▶ **DIRECTION**: Quote the whole listing word for word. Do not include the pictures.

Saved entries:

-*-

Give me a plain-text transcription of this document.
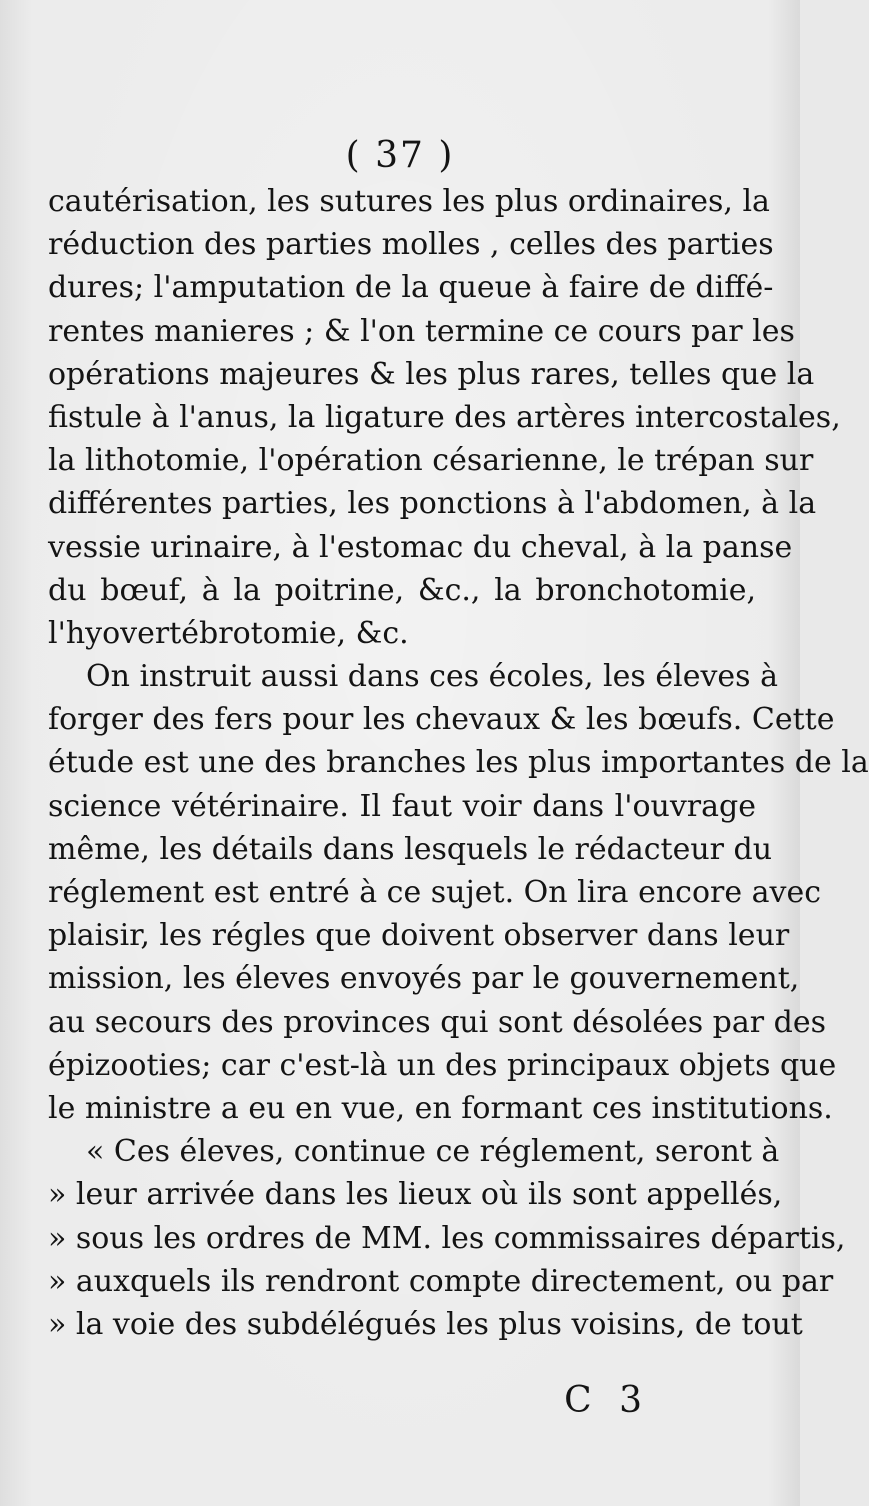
( 37 )
cautérisation, les sutures les plus ordinaires, la
réduction des parties molles , celles des parties
dures; l'amputation de la queue à faire de diffé-
rentes manieres ; & l'on termine ce cours par les
opérations majeures & les plus rares, telles que la
fistule à l'anus, la ligature des artères intercostales,
la lithotomie, l'opération césarienne, le trépan sur
différentes parties, les ponctions à l'abdomen, à la
vessie urinaire, à l'estomac du cheval, à la panse
du bœuf, à la poitrine, &c., la bronchotomie,
l'hyovertébrotomie, &c.
On instruit aussi dans ces écoles, les éleves à
forger des fers pour les chevaux & les bœufs. Cette
étude est une des branches les plus importantes de la
science vétérinaire. Il faut voir dans l'ouvrage
même, les détails dans lesquels le rédacteur du
réglement est entré à ce sujet. On lira encore avec
plaisir, les régles que doivent observer dans leur
mission, les éleves envoyés par le gouvernement,
au secours des provinces qui sont désolées par des
épizooties; car c'est-là un des principaux objets que
le ministre a eu en vue, en formant ces institutions.
« Ces éleves, continue ce réglement, seront à
» leur arrivée dans les lieux où ils sont appellés,
» sous les ordres de MM. les commissaires départis,
» auxquels ils rendront compte directement, ou par
» la voie des subdélégués les plus voisins, de tout
C 3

-*-

▶ **ANSWER FOR THE TASK**:
Give me a plain-text transcription of this document.
( 37 )
cautérisation, les sutures les plus ordinaires, la
réduction des parties molles , celles des parties
dures; l'amputation de la queue à faire de diffé-
rentes manieres ; & l'on termine ce cours par les
opérations majeures & les plus rares, telles que la
fistule à l'anus, la ligature des artères intercostales,
la lithotomie, l'opération césarienne, le trépan sur
différentes parties, les ponctions à l'abdomen, à la
vessie urinaire, à l'estomac du cheval, à la panse
du bœuf, à la poitrine, &c., la bronchotomie,
l'hyovertébrotomie, &c.
On instruit aussi dans ces écoles, les éleves à
forger des fers pour les chevaux & les bœufs. Cette
étude est une des branches les plus importantes de la
science vétérinaire. Il faut voir dans l'ouvrage
même, les détails dans lesquels le rédacteur du
réglement est entré à ce sujet. On lira encore avec
plaisir, les régles que doivent observer dans leur
mission, les éleves envoyés par le gouvernement,
au secours des provinces qui sont désolées par des
épizooties; car c'est-là un des principaux objets que
le ministre a eu en vue, en formant ces institutions.
« Ces éleves, continue ce réglement, seront à
» leur arrivée dans les lieux où ils sont appellés,
» sous les ordres de MM. les commissaires départis,
» auxquels ils rendront compte directement, ou par
» la voie des subdélégués les plus voisins, de tout
C 3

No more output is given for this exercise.